What you have to do: Using the records that follow, copy every line containing the word "răspunsuri".

Stored rows:
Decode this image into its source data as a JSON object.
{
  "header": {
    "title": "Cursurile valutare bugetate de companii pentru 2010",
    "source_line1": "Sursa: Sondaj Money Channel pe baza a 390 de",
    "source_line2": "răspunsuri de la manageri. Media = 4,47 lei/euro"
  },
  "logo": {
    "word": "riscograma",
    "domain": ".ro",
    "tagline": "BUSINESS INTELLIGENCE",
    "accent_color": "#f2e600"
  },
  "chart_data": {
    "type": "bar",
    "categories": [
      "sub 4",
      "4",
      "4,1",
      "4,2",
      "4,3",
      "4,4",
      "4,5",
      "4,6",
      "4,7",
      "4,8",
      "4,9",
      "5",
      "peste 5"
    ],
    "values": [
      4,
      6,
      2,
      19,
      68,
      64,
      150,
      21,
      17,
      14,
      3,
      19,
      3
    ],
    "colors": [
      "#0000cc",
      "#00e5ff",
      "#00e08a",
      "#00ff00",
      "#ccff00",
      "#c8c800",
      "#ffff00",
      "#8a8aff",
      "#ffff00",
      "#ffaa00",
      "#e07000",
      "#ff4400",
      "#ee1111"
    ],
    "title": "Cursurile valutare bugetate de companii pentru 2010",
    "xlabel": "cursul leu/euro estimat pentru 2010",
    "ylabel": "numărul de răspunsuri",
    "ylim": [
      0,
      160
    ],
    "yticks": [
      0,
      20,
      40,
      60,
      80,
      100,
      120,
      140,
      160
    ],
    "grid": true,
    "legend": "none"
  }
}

...

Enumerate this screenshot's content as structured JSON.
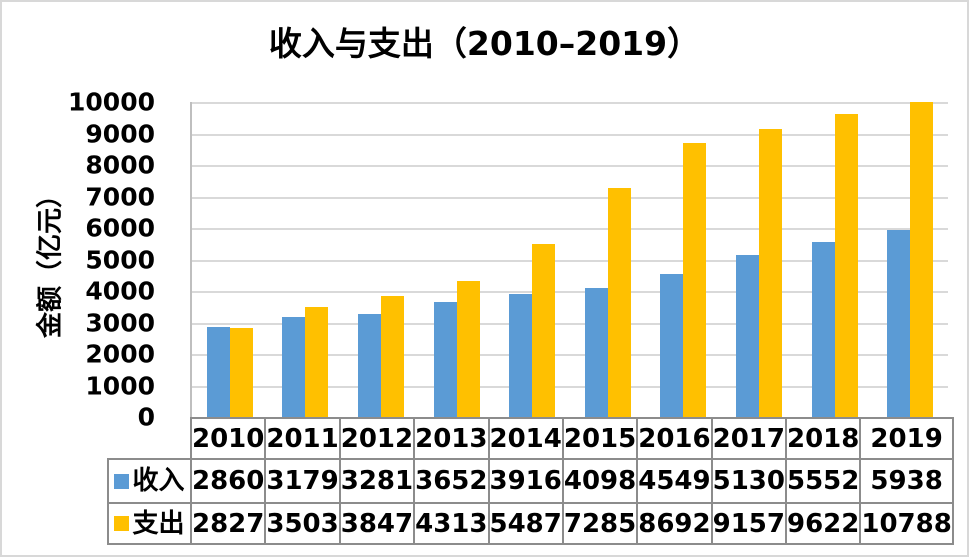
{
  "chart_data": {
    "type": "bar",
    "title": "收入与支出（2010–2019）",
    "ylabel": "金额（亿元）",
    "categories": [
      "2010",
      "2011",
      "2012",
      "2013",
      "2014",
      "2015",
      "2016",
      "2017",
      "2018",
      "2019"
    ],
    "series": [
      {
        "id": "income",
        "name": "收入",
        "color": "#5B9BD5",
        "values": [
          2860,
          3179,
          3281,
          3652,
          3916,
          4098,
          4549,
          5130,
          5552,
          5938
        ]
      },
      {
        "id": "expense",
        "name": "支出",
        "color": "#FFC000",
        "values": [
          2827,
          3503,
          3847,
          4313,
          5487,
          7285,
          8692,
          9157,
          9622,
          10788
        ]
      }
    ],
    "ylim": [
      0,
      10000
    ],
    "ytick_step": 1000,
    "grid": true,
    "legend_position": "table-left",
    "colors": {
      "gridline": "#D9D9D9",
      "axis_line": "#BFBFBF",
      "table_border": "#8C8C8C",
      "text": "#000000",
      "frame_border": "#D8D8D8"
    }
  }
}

==

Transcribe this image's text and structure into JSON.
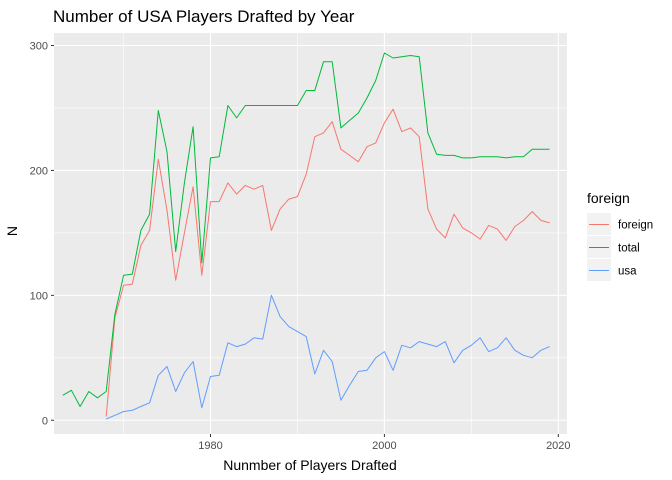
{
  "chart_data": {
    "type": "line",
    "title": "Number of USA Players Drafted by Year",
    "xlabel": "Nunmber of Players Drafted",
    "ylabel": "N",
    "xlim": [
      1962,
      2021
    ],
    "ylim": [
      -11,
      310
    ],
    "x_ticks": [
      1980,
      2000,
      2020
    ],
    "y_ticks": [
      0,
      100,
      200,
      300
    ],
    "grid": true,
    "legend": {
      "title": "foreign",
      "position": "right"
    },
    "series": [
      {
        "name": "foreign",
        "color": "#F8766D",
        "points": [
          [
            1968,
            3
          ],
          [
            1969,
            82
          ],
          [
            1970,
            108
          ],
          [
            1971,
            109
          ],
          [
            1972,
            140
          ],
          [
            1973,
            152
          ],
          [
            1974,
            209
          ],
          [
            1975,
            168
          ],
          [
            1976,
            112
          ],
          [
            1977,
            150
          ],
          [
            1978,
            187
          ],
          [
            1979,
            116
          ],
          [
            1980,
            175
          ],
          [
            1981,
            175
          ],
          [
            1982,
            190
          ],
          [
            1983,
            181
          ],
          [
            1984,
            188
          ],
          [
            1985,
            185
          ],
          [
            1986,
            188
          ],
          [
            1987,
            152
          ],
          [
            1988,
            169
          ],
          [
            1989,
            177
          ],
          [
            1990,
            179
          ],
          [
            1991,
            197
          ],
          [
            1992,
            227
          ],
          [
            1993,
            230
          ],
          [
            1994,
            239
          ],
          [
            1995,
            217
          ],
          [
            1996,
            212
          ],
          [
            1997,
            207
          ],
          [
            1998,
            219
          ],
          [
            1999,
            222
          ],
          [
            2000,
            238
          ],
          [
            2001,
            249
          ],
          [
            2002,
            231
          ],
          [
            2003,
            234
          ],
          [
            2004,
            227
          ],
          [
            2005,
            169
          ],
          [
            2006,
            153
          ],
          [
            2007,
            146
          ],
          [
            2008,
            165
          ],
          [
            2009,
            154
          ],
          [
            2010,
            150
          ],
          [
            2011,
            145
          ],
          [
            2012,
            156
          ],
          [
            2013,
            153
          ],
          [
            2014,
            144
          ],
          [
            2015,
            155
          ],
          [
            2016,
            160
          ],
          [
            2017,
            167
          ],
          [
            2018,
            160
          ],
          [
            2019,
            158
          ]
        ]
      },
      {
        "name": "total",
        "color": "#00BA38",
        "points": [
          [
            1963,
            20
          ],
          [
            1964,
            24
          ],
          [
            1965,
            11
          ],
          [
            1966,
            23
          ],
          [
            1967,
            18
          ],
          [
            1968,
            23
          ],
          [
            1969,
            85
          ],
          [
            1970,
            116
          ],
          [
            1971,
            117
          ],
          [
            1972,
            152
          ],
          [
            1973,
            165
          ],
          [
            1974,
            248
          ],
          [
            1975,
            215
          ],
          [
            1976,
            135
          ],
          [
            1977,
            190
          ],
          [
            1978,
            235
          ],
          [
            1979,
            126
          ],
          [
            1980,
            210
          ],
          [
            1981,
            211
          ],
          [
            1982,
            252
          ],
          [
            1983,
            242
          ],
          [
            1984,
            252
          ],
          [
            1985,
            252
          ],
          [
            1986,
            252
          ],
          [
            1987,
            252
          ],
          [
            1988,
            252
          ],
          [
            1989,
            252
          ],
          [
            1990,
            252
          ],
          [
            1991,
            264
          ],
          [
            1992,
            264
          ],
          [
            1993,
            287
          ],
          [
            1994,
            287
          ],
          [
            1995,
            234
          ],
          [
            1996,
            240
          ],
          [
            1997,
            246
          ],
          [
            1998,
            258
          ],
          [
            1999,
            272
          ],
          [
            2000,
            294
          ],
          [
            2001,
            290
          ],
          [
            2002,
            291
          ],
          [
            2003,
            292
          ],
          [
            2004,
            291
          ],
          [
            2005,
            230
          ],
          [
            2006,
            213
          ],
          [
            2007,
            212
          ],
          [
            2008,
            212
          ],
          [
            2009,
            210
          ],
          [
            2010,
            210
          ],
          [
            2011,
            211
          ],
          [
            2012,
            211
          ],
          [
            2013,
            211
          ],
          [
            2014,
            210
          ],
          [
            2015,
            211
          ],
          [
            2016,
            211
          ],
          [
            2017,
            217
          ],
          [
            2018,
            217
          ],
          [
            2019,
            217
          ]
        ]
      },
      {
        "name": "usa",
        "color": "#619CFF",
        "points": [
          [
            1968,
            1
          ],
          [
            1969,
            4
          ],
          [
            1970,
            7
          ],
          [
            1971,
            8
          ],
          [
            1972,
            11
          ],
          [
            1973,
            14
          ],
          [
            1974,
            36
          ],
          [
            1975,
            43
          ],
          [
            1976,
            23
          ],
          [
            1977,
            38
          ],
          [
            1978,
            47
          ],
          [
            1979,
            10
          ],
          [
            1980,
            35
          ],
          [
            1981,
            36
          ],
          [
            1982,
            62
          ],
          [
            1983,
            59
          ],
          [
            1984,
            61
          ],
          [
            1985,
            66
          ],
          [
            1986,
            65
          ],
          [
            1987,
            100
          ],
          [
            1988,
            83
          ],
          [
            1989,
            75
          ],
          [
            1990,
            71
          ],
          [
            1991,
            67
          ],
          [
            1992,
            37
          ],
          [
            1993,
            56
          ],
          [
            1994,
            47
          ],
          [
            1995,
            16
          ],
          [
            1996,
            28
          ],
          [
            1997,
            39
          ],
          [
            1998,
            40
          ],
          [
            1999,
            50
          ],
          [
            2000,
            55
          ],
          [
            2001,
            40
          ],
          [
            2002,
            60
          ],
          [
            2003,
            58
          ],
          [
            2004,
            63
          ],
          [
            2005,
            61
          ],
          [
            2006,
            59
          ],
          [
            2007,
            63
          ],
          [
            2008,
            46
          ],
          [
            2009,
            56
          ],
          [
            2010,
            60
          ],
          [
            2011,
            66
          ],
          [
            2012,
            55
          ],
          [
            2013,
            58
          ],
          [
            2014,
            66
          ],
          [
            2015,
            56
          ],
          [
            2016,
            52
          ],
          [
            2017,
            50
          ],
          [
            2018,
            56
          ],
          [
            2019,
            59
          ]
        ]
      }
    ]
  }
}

Exercise output:
    "source_line2": "răspunsuri de la manageri. Media = 4,47 lei/euro"
    "ylabel": "numărul de răspunsuri",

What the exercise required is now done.